_Task description_
Copy out each line that mentions the word "title".

_Supplied material_
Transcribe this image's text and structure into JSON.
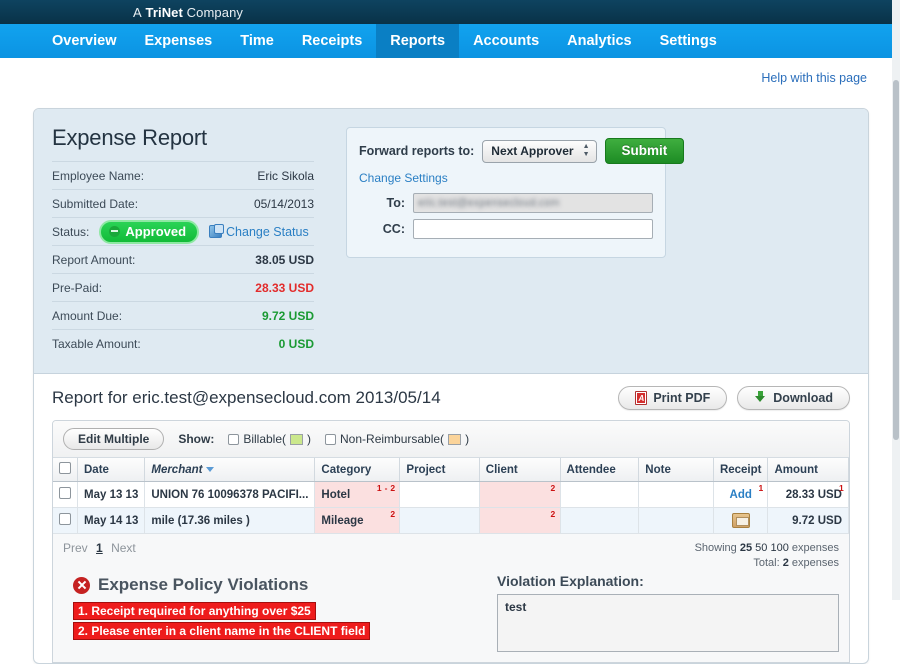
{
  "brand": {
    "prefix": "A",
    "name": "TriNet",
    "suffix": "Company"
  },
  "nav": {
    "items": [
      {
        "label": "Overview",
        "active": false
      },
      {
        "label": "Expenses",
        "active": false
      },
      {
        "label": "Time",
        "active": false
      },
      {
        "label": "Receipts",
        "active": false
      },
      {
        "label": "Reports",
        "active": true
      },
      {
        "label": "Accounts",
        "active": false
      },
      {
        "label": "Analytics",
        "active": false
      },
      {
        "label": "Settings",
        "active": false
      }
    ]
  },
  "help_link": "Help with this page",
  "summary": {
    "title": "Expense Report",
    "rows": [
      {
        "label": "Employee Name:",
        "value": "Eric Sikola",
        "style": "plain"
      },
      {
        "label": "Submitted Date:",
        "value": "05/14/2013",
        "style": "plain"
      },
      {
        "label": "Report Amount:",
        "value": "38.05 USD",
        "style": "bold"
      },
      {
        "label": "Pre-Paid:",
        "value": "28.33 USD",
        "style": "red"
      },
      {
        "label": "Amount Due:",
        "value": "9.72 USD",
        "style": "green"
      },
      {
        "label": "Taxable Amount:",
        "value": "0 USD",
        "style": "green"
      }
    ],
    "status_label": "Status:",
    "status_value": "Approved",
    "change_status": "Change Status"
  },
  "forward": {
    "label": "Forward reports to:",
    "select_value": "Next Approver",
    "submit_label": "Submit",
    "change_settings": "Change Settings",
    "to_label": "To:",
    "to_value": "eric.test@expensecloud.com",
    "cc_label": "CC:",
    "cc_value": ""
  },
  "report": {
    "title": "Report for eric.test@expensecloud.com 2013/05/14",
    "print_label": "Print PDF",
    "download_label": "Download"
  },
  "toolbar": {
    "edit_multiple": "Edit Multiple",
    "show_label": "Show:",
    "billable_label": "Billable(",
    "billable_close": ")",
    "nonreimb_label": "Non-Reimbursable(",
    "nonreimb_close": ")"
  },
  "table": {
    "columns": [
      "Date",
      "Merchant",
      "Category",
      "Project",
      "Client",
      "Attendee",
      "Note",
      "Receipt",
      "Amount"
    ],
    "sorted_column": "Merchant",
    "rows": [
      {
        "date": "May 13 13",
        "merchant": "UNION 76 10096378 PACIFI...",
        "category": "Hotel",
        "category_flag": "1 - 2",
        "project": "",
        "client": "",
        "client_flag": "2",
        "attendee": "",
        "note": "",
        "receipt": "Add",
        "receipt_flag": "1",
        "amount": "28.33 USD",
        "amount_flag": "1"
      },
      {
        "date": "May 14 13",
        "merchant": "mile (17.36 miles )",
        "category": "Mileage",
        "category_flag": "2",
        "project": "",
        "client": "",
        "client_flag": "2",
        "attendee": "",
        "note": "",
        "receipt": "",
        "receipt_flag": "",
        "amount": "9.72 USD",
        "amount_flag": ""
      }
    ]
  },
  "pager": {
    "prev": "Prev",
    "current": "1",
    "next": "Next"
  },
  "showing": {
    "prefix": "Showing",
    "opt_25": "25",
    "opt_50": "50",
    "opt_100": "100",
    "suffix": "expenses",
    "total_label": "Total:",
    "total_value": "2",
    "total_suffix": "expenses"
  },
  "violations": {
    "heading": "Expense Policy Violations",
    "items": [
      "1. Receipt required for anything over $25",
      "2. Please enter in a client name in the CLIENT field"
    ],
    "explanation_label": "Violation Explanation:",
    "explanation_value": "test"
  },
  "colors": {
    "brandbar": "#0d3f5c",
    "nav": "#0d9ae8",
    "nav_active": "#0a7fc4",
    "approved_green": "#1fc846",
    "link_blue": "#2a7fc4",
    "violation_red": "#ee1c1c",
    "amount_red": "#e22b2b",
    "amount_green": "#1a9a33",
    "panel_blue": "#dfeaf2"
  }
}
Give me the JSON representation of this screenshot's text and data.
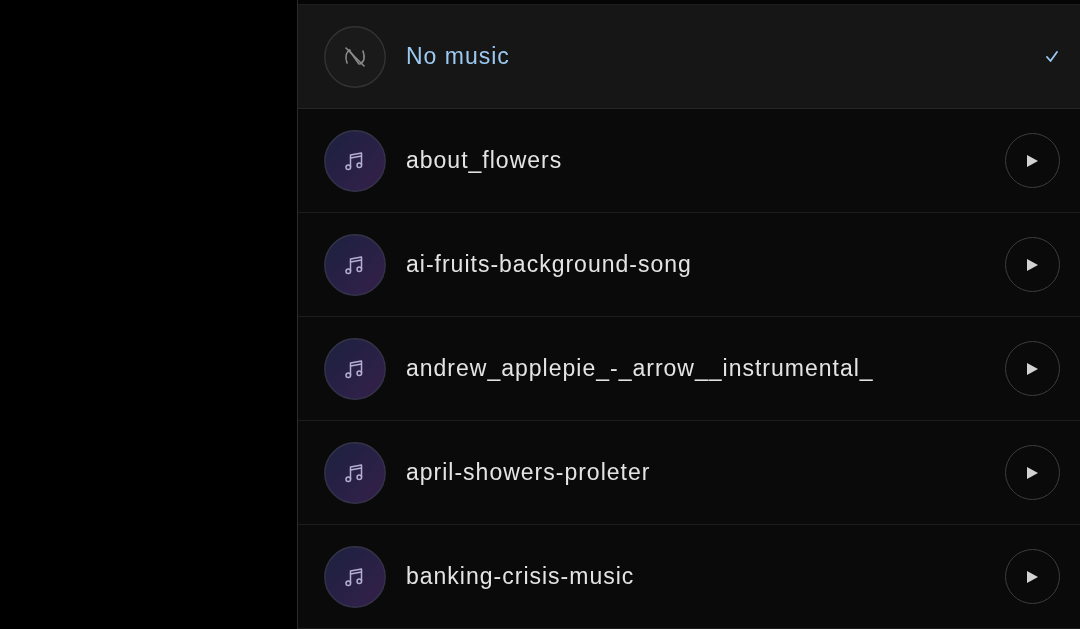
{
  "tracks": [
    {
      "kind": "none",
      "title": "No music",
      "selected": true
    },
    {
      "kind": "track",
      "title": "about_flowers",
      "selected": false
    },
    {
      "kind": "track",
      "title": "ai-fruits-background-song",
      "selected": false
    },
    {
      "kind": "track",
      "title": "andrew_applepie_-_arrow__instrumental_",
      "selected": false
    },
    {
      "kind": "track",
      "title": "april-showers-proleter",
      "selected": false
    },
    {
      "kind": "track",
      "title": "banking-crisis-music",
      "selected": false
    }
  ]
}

_Result of the exercise_
    "title": "Expense Report",
    "title": "Report for eric.test@expensecloud.com 2013/05/14",
      "title": "No music",
      "title": "about_flowers",
      "title": "ai-fruits-background-song",
      "title": "andrew_applepie_-_arrow__instrumental_",
      "title": "april-showers-proleter",
      "title": "banking-crisis-music",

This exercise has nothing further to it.